■ Prompt
Find every line in the records below that holds the word "this", and copy each one.

■ Material for the task
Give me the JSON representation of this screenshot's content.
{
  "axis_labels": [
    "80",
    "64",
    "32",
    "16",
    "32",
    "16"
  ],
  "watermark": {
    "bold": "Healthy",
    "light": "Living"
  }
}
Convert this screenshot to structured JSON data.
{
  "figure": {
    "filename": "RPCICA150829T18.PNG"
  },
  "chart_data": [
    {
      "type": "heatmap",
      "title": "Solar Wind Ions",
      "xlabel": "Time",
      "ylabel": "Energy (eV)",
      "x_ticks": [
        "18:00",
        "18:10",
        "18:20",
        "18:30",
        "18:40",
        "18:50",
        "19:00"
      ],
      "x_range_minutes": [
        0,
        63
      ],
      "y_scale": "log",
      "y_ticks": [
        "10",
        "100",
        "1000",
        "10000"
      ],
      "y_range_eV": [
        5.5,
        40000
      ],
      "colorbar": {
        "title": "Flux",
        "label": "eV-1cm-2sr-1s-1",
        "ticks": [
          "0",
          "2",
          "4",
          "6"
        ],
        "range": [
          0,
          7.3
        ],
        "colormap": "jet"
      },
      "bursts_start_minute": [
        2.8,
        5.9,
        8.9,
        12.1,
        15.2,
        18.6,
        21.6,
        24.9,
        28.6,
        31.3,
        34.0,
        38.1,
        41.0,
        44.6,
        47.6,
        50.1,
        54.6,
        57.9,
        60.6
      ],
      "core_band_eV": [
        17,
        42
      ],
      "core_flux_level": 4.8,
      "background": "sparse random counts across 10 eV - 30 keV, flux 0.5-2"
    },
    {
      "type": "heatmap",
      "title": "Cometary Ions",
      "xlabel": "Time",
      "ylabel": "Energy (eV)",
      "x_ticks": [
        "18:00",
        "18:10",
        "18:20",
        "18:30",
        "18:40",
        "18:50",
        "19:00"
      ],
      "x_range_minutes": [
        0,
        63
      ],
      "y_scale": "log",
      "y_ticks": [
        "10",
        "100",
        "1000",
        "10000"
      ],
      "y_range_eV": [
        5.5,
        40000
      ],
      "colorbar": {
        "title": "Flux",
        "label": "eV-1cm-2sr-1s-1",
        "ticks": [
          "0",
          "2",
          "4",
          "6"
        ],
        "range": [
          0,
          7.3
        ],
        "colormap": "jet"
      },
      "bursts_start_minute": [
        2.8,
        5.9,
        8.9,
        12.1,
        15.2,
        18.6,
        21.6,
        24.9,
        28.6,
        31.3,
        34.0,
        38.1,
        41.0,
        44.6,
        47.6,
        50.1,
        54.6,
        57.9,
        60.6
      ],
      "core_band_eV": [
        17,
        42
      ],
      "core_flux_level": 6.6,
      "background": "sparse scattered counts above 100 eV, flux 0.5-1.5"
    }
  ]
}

■ Exercise solution
Give me the JSON representation of this screenshot's content.
Convert this screenshot to structured JSON data.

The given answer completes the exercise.